Write every line of the material out exactly as shown.

Dataset entries:
────────────────────────────────────────
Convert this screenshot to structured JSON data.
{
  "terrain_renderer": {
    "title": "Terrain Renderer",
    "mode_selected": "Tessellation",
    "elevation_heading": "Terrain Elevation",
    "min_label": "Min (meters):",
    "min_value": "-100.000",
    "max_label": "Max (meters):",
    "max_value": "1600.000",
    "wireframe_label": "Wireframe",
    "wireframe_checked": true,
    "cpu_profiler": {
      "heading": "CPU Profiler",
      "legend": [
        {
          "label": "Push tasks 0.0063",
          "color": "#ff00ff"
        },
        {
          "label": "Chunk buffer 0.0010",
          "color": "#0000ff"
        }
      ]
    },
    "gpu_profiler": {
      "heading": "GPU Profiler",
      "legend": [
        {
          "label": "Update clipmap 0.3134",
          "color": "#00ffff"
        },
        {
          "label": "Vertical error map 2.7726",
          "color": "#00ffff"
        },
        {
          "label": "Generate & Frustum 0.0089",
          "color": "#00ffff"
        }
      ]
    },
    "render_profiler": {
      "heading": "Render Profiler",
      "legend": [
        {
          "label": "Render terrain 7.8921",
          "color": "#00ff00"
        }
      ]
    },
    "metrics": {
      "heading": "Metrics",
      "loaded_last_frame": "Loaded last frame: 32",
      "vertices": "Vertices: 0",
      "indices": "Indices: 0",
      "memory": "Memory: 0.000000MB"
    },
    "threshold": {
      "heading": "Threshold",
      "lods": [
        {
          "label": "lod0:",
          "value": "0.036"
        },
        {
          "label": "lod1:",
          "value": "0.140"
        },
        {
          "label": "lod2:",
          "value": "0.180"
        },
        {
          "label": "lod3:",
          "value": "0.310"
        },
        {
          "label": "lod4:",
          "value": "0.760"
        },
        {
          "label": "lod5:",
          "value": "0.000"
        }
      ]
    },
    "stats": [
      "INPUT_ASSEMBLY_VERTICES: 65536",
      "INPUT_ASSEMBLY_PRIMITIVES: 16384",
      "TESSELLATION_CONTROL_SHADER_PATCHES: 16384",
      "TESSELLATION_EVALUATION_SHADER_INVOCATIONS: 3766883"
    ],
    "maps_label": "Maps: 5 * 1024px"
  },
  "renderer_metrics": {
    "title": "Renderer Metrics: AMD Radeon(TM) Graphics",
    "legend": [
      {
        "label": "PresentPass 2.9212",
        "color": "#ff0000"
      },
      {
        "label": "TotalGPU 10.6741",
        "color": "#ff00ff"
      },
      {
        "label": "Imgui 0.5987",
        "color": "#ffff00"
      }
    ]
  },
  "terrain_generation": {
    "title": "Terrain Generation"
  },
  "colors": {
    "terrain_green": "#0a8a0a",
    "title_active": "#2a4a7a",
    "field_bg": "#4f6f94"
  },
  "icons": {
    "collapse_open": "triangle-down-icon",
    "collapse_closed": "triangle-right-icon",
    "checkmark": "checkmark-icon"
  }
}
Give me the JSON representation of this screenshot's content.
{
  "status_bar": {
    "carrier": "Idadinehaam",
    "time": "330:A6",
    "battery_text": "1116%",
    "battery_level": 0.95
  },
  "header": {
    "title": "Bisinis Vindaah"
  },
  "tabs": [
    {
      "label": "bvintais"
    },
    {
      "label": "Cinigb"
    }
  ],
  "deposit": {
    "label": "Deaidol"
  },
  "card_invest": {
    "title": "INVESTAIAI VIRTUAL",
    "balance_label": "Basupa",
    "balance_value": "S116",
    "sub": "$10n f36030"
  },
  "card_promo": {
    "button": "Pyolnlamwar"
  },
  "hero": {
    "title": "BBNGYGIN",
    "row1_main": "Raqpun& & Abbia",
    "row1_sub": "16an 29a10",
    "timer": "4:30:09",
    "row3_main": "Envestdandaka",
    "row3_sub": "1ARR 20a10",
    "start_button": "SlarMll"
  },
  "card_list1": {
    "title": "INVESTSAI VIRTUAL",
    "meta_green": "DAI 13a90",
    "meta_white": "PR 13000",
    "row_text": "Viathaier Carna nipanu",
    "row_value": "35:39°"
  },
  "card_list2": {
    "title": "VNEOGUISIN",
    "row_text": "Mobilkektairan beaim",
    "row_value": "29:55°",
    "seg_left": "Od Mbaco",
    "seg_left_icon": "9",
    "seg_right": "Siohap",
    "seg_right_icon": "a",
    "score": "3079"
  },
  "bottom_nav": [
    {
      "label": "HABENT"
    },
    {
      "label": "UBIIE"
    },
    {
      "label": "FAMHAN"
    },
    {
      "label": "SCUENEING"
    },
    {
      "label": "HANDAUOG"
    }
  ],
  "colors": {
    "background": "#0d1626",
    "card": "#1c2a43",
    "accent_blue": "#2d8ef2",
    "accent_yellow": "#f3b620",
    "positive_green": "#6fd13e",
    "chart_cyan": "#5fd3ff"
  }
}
────────────────────────────────────────
**RESPONSE TO THE EXERCISE:**
Convert this screenshot to structured JSON data.
{
  "terrain_renderer": {
    "title": "Terrain Renderer",
    "mode_selected": "Tessellation",
    "elevation_heading": "Terrain Elevation",
    "min_label": "Min (meters):",
    "min_value": "-100.000",
    "max_label": "Max (meters):",
    "max_value": "1600.000",
    "wireframe_label": "Wireframe",
    "wireframe_checked": true,
    "cpu_profiler": {
      "heading": "CPU Profiler",
      "legend": [
        {
          "label": "Push tasks 0.0063",
          "color": "#ff00ff"
        },
        {
          "label": "Chunk buffer 0.0010",
          "color": "#0000ff"
        }
      ]
    },
    "gpu_profiler": {
      "heading": "GPU Profiler",
      "legend": [
        {
          "label": "Update clipmap 0.3134",
          "color": "#00ffff"
        },
        {
          "label": "Vertical error map 2.7726",
          "color": "#00ffff"
        },
        {
          "label": "Generate & Frustum 0.0089",
          "color": "#00ffff"
        }
      ]
    },
    "render_profiler": {
      "heading": "Render Profiler",
      "legend": [
        {
          "label": "Render terrain 7.8921",
          "color": "#00ff00"
        }
      ]
    },
    "metrics": {
      "heading": "Metrics",
      "loaded_last_frame": "Loaded last frame: 32",
      "vertices": "Vertices: 0",
      "indices": "Indices: 0",
      "memory": "Memory: 0.000000MB"
    },
    "threshold": {
      "heading": "Threshold",
      "lods": [
        {
          "label": "lod0:",
          "value": "0.036"
        },
        {
          "label": "lod1:",
          "value": "0.140"
        },
        {
          "label": "lod2:",
          "value": "0.180"
        },
        {
          "label": "lod3:",
          "value": "0.310"
        },
        {
          "label": "lod4:",
          "value": "0.760"
        },
        {
          "label": "lod5:",
          "value": "0.000"
        }
      ]
    },
    "stats": [
      "INPUT_ASSEMBLY_VERTICES: 65536",
      "INPUT_ASSEMBLY_PRIMITIVES: 16384",
      "TESSELLATION_CONTROL_SHADER_PATCHES: 16384",
      "TESSELLATION_EVALUATION_SHADER_INVOCATIONS: 3766883"
    ],
    "maps_label": "Maps: 5 * 1024px"
  },
  "renderer_metrics": {
    "title": "Renderer Metrics: AMD Radeon(TM) Graphics",
    "legend": [
      {
        "label": "PresentPass 2.9212",
        "color": "#ff0000"
      },
      {
        "label": "TotalGPU 10.6741",
        "color": "#ff00ff"
      },
      {
        "label": "Imgui 0.5987",
        "color": "#ffff00"
      }
    ]
  },
  "terrain_generation": {
    "title": "Terrain Generation"
  },
  "colors": {
    "terrain_green": "#0a8a0a",
    "title_active": "#2a4a7a",
    "field_bg": "#4f6f94"
  },
  "icons": {
    "collapse_open": "triangle-down-icon",
    "collapse_closed": "triangle-right-icon",
    "checkmark": "checkmark-icon"
  }
}
Give me the JSON representation of this screenshot's content.
{
  "status_bar": {
    "carrier": "Idadinehaam",
    "time": "330:A6",
    "battery_text": "1116%",
    "battery_level": 0.95
  },
  "header": {
    "title": "Bisinis Vindaah"
  },
  "tabs": [
    {
      "label": "bvintais"
    },
    {
      "label": "Cinigb"
    }
  ],
  "deposit": {
    "label": "Deaidol"
  },
  "card_invest": {
    "title": "INVESTAIAI VIRTUAL",
    "balance_label": "Basupa",
    "balance_value": "S116",
    "sub": "$10n f36030"
  },
  "card_promo": {
    "button": "Pyolnlamwar"
  },
  "hero": {
    "title": "BBNGYGIN",
    "row1_main": "Raqpun& & Abbia",
    "row1_sub": "16an 29a10",
    "timer": "4:30:09",
    "row3_main": "Envestdandaka",
    "row3_sub": "1ARR 20a10",
    "start_button": "SlarMll"
  },
  "card_list1": {
    "title": "INVESTSAI VIRTUAL",
    "meta_green": "DAI 13a90",
    "meta_white": "PR 13000",
    "row_text": "Viathaier Carna nipanu",
    "row_value": "35:39°"
  },
  "card_list2": {
    "title": "VNEOGUISIN",
    "row_text": "Mobilkektairan beaim",
    "row_value": "29:55°",
    "seg_left": "Od Mbaco",
    "seg_left_icon": "9",
    "seg_right": "Siohap",
    "seg_right_icon": "a",
    "score": "3079"
  },
  "bottom_nav": [
    {
      "label": "HABENT"
    },
    {
      "label": "UBIIE"
    },
    {
      "label": "FAMHAN"
    },
    {
      "label": "SCUENEING"
    },
    {
      "label": "HANDAUOG"
    }
  ],
  "colors": {
    "background": "#0d1626",
    "card": "#1c2a43",
    "accent_blue": "#2d8ef2",
    "accent_yellow": "#f3b620",
    "positive_green": "#6fd13e",
    "chart_cyan": "#5fd3ff"
  }
}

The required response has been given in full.